**Your instructions**
Find all lines in the listing that include the word "TradingView", then copy them.

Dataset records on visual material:

• • •

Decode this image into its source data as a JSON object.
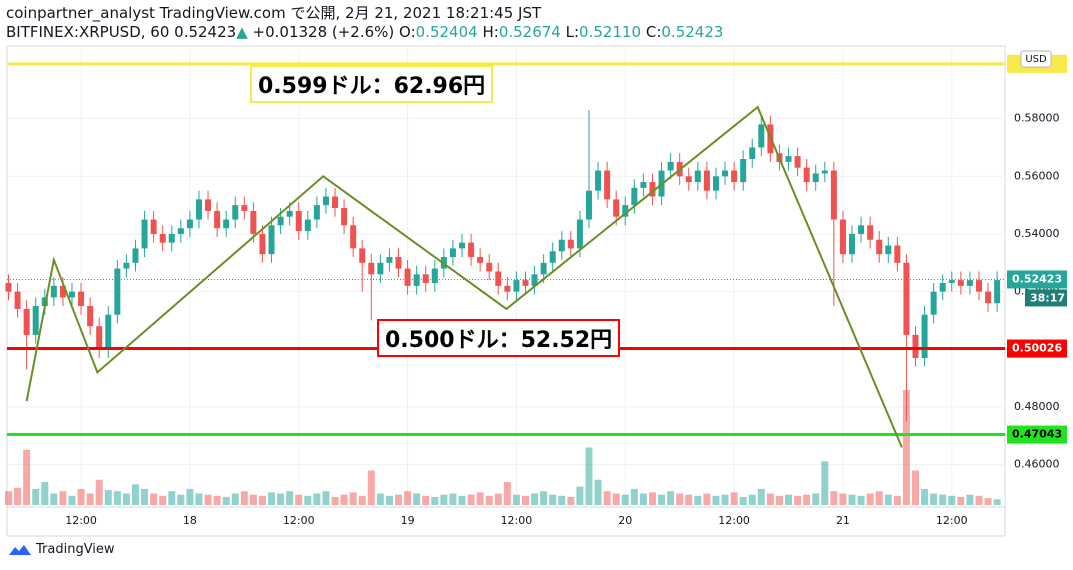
{
  "header": {
    "line1": "coinpartner_analyst TradingView.com で公開, 2月 21, 2021 18:21:45 JST",
    "symbol": "BITFINEX:XRPUSD, 60",
    "last": "0.52423",
    "arrow": "▲",
    "change": "+0.01328 (+2.6%)",
    "o_label": "O:",
    "o": "0.52404",
    "h_label": "H:",
    "h": "0.52674",
    "l_label": "L:",
    "l": "0.52110",
    "c_label": "C:",
    "c": "0.52423"
  },
  "chart_data": {
    "type": "candlestick",
    "currency": "USD",
    "ylim": [
      0.446,
      0.6045
    ],
    "yticks": [
      {
        "value": 0.46,
        "label": "0.46000"
      },
      {
        "value": 0.48,
        "label": "0.48000"
      },
      {
        "value": 0.5,
        "label": "0.50000"
      },
      {
        "value": 0.52,
        "label": "0.52000"
      },
      {
        "value": 0.54,
        "label": "0.54000"
      },
      {
        "value": 0.56,
        "label": "0.56000"
      },
      {
        "value": 0.58,
        "label": "0.58000"
      }
    ],
    "xticks": [
      {
        "value": 8,
        "label": "12:00"
      },
      {
        "value": 20,
        "label": "18"
      },
      {
        "value": 32,
        "label": "12:00"
      },
      {
        "value": 44,
        "label": "19"
      },
      {
        "value": 56,
        "label": "12:00"
      },
      {
        "value": 68,
        "label": "20"
      },
      {
        "value": 80,
        "label": "12:00"
      },
      {
        "value": 92,
        "label": "21"
      },
      {
        "value": 104,
        "label": "12:00"
      }
    ],
    "grid": true,
    "up_color": "#26a69a",
    "down_color": "#ef5350",
    "open": [
      0.523,
      0.52,
      0.514,
      0.505,
      0.515,
      0.518,
      0.522,
      0.518,
      0.52,
      0.515,
      0.508,
      0.5,
      0.512,
      0.528,
      0.53,
      0.535,
      0.545,
      0.54,
      0.537,
      0.54,
      0.542,
      0.545,
      0.552,
      0.548,
      0.542,
      0.545,
      0.55,
      0.548,
      0.54,
      0.533,
      0.543,
      0.546,
      0.548,
      0.541,
      0.545,
      0.55,
      0.553,
      0.549,
      0.543,
      0.535,
      0.53,
      0.526,
      0.53,
      0.532,
      0.528,
      0.522,
      0.526,
      0.523,
      0.528,
      0.532,
      0.535,
      0.537,
      0.532,
      0.53,
      0.527,
      0.522,
      0.52,
      0.524,
      0.522,
      0.526,
      0.53,
      0.534,
      0.538,
      0.535,
      0.545,
      0.555,
      0.562,
      0.552,
      0.546,
      0.55,
      0.556,
      0.558,
      0.553,
      0.562,
      0.565,
      0.56,
      0.558,
      0.562,
      0.555,
      0.56,
      0.562,
      0.558,
      0.566,
      0.57,
      0.578,
      0.568,
      0.565,
      0.567,
      0.563,
      0.558,
      0.561,
      0.562,
      0.545,
      0.533,
      0.54,
      0.543,
      0.538,
      0.533,
      0.536,
      0.53,
      0.505,
      0.497,
      0.512,
      0.52,
      0.523,
      0.524,
      0.522,
      0.524,
      0.52,
      0.516
    ],
    "high": [
      0.526,
      0.523,
      0.517,
      0.518,
      0.521,
      0.525,
      0.525,
      0.523,
      0.523,
      0.518,
      0.511,
      0.515,
      0.531,
      0.533,
      0.538,
      0.548,
      0.548,
      0.543,
      0.543,
      0.545,
      0.548,
      0.555,
      0.555,
      0.551,
      0.548,
      0.553,
      0.553,
      0.551,
      0.543,
      0.546,
      0.549,
      0.551,
      0.551,
      0.548,
      0.553,
      0.556,
      0.556,
      0.552,
      0.546,
      0.538,
      0.533,
      0.533,
      0.535,
      0.535,
      0.531,
      0.529,
      0.529,
      0.531,
      0.535,
      0.538,
      0.54,
      0.54,
      0.535,
      0.533,
      0.53,
      0.525,
      0.527,
      0.527,
      0.529,
      0.533,
      0.537,
      0.541,
      0.541,
      0.548,
      0.583,
      0.565,
      0.565,
      0.555,
      0.553,
      0.559,
      0.561,
      0.561,
      0.565,
      0.568,
      0.568,
      0.563,
      0.565,
      0.565,
      0.563,
      0.565,
      0.565,
      0.569,
      0.573,
      0.581,
      0.581,
      0.571,
      0.57,
      0.57,
      0.566,
      0.564,
      0.565,
      0.565,
      0.548,
      0.543,
      0.546,
      0.546,
      0.541,
      0.539,
      0.539,
      0.533,
      0.508,
      0.515,
      0.523,
      0.526,
      0.527,
      0.527,
      0.527,
      0.527,
      0.523,
      0.527
    ],
    "low": [
      0.517,
      0.511,
      0.493,
      0.502,
      0.512,
      0.515,
      0.515,
      0.515,
      0.512,
      0.505,
      0.497,
      0.497,
      0.509,
      0.525,
      0.527,
      0.532,
      0.537,
      0.534,
      0.534,
      0.537,
      0.539,
      0.542,
      0.545,
      0.539,
      0.539,
      0.542,
      0.545,
      0.537,
      0.53,
      0.53,
      0.54,
      0.543,
      0.538,
      0.538,
      0.542,
      0.547,
      0.546,
      0.54,
      0.532,
      0.52,
      0.51,
      0.523,
      0.527,
      0.525,
      0.519,
      0.519,
      0.52,
      0.52,
      0.525,
      0.529,
      0.532,
      0.529,
      0.527,
      0.524,
      0.519,
      0.517,
      0.517,
      0.519,
      0.519,
      0.523,
      0.527,
      0.531,
      0.532,
      0.532,
      0.542,
      0.552,
      0.549,
      0.543,
      0.543,
      0.547,
      0.553,
      0.55,
      0.55,
      0.559,
      0.557,
      0.555,
      0.555,
      0.552,
      0.552,
      0.557,
      0.555,
      0.555,
      0.563,
      0.567,
      0.565,
      0.562,
      0.562,
      0.56,
      0.555,
      0.555,
      0.558,
      0.515,
      0.53,
      0.53,
      0.537,
      0.535,
      0.53,
      0.53,
      0.527,
      0.475,
      0.494,
      0.494,
      0.509,
      0.517,
      0.52,
      0.519,
      0.519,
      0.517,
      0.513,
      0.513
    ],
    "close": [
      0.52,
      0.514,
      0.505,
      0.515,
      0.518,
      0.522,
      0.518,
      0.52,
      0.515,
      0.508,
      0.5,
      0.512,
      0.528,
      0.53,
      0.535,
      0.545,
      0.54,
      0.537,
      0.54,
      0.542,
      0.545,
      0.552,
      0.548,
      0.542,
      0.545,
      0.55,
      0.548,
      0.54,
      0.533,
      0.543,
      0.546,
      0.548,
      0.541,
      0.545,
      0.55,
      0.553,
      0.549,
      0.543,
      0.535,
      0.53,
      0.526,
      0.53,
      0.532,
      0.528,
      0.522,
      0.526,
      0.523,
      0.528,
      0.532,
      0.535,
      0.537,
      0.532,
      0.53,
      0.527,
      0.522,
      0.52,
      0.524,
      0.522,
      0.526,
      0.53,
      0.534,
      0.538,
      0.535,
      0.545,
      0.555,
      0.562,
      0.552,
      0.546,
      0.55,
      0.556,
      0.558,
      0.553,
      0.562,
      0.565,
      0.56,
      0.558,
      0.562,
      0.555,
      0.56,
      0.562,
      0.558,
      0.566,
      0.57,
      0.578,
      0.568,
      0.565,
      0.567,
      0.563,
      0.558,
      0.561,
      0.562,
      0.545,
      0.533,
      0.54,
      0.543,
      0.538,
      0.533,
      0.536,
      0.53,
      0.505,
      0.497,
      0.512,
      0.52,
      0.523,
      0.524,
      0.522,
      0.524,
      0.52,
      0.516,
      0.524
    ],
    "volume_lim": [
      0,
      100
    ],
    "volume": [
      12,
      15,
      48,
      14,
      20,
      10,
      12,
      8,
      14,
      10,
      22,
      13,
      12,
      10,
      18,
      14,
      10,
      8,
      12,
      9,
      14,
      10,
      9,
      8,
      7,
      10,
      12,
      9,
      8,
      11,
      10,
      12,
      9,
      8,
      10,
      12,
      7,
      9,
      11,
      8,
      30,
      10,
      8,
      9,
      12,
      10,
      8,
      7,
      9,
      10,
      8,
      9,
      11,
      8,
      10,
      20,
      9,
      8,
      10,
      12,
      9,
      8,
      7,
      16,
      50,
      22,
      12,
      10,
      9,
      14,
      10,
      11,
      9,
      12,
      10,
      9,
      8,
      10,
      8,
      9,
      11,
      7,
      9,
      14,
      10,
      8,
      9,
      8,
      9,
      10,
      38,
      12,
      10,
      9,
      8,
      10,
      12,
      9,
      8,
      100,
      30,
      14,
      10,
      9,
      8,
      7,
      9,
      8,
      6,
      5
    ],
    "hlines": [
      {
        "value": 0.599,
        "color": "#f7e94a"
      },
      {
        "value": 0.50026,
        "color": "#ff0000"
      },
      {
        "value": 0.47043,
        "color": "#1ee61e"
      }
    ],
    "zigzag": {
      "color": "#6b8e23",
      "x": [
        2,
        5,
        9.8,
        34.7,
        54.9,
        82.6,
        98.5
      ],
      "y": [
        0.482,
        0.531,
        0.492,
        0.56,
        0.514,
        0.584,
        0.466
      ]
    },
    "last_price": 0.52423,
    "countdown": "38:17",
    "annotations": [
      {
        "text": "0.599ドル：62.96円",
        "color": "#f7e94a"
      },
      {
        "text": "0.500ドル：52.52円",
        "color": "#ff0000"
      }
    ]
  },
  "footer": {
    "logo": "TradingView"
  }
}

• • •

**Answer in full**
    "line1": "coinpartner_analyst TradingView.com で公開, 2月 21, 2021 18:21:45 JST",
    "logo": "TradingView"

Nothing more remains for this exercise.